▶ **Job**
Return each entry exactly, with none missing.

▶ **Data entries**
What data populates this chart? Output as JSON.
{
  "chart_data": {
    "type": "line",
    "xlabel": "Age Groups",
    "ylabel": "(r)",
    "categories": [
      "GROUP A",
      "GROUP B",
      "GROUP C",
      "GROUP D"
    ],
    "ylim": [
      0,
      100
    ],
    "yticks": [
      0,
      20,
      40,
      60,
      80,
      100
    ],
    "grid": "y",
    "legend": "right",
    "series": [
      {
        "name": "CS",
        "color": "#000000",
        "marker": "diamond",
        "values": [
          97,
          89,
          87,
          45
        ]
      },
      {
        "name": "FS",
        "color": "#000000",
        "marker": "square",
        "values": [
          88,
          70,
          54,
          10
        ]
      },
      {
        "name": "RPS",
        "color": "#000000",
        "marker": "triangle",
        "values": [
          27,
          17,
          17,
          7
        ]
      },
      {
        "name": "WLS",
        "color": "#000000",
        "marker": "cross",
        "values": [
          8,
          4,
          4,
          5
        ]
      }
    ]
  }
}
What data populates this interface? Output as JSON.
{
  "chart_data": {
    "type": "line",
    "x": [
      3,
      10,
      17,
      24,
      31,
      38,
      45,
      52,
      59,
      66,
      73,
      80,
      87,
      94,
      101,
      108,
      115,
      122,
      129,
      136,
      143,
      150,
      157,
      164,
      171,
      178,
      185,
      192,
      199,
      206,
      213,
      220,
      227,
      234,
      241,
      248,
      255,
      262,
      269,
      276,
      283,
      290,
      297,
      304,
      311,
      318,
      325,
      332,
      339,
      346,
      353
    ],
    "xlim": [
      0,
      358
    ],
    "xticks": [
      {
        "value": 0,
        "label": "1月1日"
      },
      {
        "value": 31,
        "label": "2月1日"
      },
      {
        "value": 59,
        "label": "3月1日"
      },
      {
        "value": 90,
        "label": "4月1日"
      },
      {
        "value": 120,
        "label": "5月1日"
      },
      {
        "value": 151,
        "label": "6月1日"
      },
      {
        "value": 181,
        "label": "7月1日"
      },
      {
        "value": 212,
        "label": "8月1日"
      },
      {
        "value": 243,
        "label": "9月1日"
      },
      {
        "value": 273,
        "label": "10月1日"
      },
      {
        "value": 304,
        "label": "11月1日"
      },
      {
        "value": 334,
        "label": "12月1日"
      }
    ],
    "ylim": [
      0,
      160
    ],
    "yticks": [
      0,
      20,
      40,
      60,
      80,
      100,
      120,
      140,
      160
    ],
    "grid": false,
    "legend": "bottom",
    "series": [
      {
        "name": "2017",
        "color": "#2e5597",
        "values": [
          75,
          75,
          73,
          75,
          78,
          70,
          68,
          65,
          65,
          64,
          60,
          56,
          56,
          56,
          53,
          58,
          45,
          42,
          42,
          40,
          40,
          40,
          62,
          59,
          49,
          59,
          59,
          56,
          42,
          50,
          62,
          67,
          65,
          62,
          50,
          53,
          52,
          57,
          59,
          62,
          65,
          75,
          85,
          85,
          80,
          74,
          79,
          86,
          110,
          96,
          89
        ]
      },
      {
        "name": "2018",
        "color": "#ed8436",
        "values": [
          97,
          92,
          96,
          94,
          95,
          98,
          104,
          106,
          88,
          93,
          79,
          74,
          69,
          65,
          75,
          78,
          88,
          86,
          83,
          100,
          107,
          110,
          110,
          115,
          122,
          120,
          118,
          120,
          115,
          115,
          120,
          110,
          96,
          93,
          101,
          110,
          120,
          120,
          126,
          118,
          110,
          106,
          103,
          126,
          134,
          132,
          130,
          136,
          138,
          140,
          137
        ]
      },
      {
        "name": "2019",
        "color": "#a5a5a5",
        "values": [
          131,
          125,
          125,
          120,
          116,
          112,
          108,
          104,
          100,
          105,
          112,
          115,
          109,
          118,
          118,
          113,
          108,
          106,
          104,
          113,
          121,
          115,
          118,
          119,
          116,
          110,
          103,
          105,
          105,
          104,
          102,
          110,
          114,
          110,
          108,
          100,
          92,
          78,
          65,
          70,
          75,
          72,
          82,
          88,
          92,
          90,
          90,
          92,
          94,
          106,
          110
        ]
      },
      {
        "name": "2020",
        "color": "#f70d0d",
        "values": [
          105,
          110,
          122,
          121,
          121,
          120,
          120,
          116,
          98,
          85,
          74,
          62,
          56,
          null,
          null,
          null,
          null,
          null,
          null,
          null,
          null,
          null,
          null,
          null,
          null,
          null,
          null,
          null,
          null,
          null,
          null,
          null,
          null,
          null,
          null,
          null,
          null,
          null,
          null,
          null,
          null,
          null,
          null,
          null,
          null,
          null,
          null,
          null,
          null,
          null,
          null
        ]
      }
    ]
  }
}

▶ **Output of the task**
What data populates this chart? Output as JSON.
{
  "chart_data": {
    "type": "line",
    "xlabel": "Age Groups",
    "ylabel": "(r)",
    "categories": [
      "GROUP A",
      "GROUP B",
      "GROUP C",
      "GROUP D"
    ],
    "ylim": [
      0,
      100
    ],
    "yticks": [
      0,
      20,
      40,
      60,
      80,
      100
    ],
    "grid": "y",
    "legend": "right",
    "series": [
      {
        "name": "CS",
        "color": "#000000",
        "marker": "diamond",
        "values": [
          97,
          89,
          87,
          45
        ]
      },
      {
        "name": "FS",
        "color": "#000000",
        "marker": "square",
        "values": [
          88,
          70,
          54,
          10
        ]
      },
      {
        "name": "RPS",
        "color": "#000000",
        "marker": "triangle",
        "values": [
          27,
          17,
          17,
          7
        ]
      },
      {
        "name": "WLS",
        "color": "#000000",
        "marker": "cross",
        "values": [
          8,
          4,
          4,
          5
        ]
      }
    ]
  }
}
What data populates this interface? Output as JSON.
{
  "chart_data": {
    "type": "line",
    "x": [
      3,
      10,
      17,
      24,
      31,
      38,
      45,
      52,
      59,
      66,
      73,
      80,
      87,
      94,
      101,
      108,
      115,
      122,
      129,
      136,
      143,
      150,
      157,
      164,
      171,
      178,
      185,
      192,
      199,
      206,
      213,
      220,
      227,
      234,
      241,
      248,
      255,
      262,
      269,
      276,
      283,
      290,
      297,
      304,
      311,
      318,
      325,
      332,
      339,
      346,
      353
    ],
    "xlim": [
      0,
      358
    ],
    "xticks": [
      {
        "value": 0,
        "label": "1月1日"
      },
      {
        "value": 31,
        "label": "2月1日"
      },
      {
        "value": 59,
        "label": "3月1日"
      },
      {
        "value": 90,
        "label": "4月1日"
      },
      {
        "value": 120,
        "label": "5月1日"
      },
      {
        "value": 151,
        "label": "6月1日"
      },
      {
        "value": 181,
        "label": "7月1日"
      },
      {
        "value": 212,
        "label": "8月1日"
      },
      {
        "value": 243,
        "label": "9月1日"
      },
      {
        "value": 273,
        "label": "10月1日"
      },
      {
        "value": 304,
        "label": "11月1日"
      },
      {
        "value": 334,
        "label": "12月1日"
      }
    ],
    "ylim": [
      0,
      160
    ],
    "yticks": [
      0,
      20,
      40,
      60,
      80,
      100,
      120,
      140,
      160
    ],
    "grid": false,
    "legend": "bottom",
    "series": [
      {
        "name": "2017",
        "color": "#2e5597",
        "values": [
          75,
          75,
          73,
          75,
          78,
          70,
          68,
          65,
          65,
          64,
          60,
          56,
          56,
          56,
          53,
          58,
          45,
          42,
          42,
          40,
          40,
          40,
          62,
          59,
          49,
          59,
          59,
          56,
          42,
          50,
          62,
          67,
          65,
          62,
          50,
          53,
          52,
          57,
          59,
          62,
          65,
          75,
          85,
          85,
          80,
          74,
          79,
          86,
          110,
          96,
          89
        ]
      },
      {
        "name": "2018",
        "color": "#ed8436",
        "values": [
          97,
          92,
          96,
          94,
          95,
          98,
          104,
          106,
          88,
          93,
          79,
          74,
          69,
          65,
          75,
          78,
          88,
          86,
          83,
          100,
          107,
          110,
          110,
          115,
          122,
          120,
          118,
          120,
          115,
          115,
          120,
          110,
          96,
          93,
          101,
          110,
          120,
          120,
          126,
          118,
          110,
          106,
          103,
          126,
          134,
          132,
          130,
          136,
          138,
          140,
          137
        ]
      },
      {
        "name": "2019",
        "color": "#a5a5a5",
        "values": [
          131,
          125,
          125,
          120,
          116,
          112,
          108,
          104,
          100,
          105,
          112,
          115,
          109,
          118,
          118,
          113,
          108,
          106,
          104,
          113,
          121,
          115,
          118,
          119,
          116,
          110,
          103,
          105,
          105,
          104,
          102,
          110,
          114,
          110,
          108,
          100,
          92,
          78,
          65,
          70,
          75,
          72,
          82,
          88,
          92,
          90,
          90,
          92,
          94,
          106,
          110
        ]
      },
      {
        "name": "2020",
        "color": "#f70d0d",
        "values": [
          105,
          110,
          122,
          121,
          121,
          120,
          120,
          116,
          98,
          85,
          74,
          62,
          56,
          null,
          null,
          null,
          null,
          null,
          null,
          null,
          null,
          null,
          null,
          null,
          null,
          null,
          null,
          null,
          null,
          null,
          null,
          null,
          null,
          null,
          null,
          null,
          null,
          null,
          null,
          null,
          null,
          null,
          null,
          null,
          null,
          null,
          null,
          null,
          null,
          null,
          null
        ]
      }
    ]
  }
}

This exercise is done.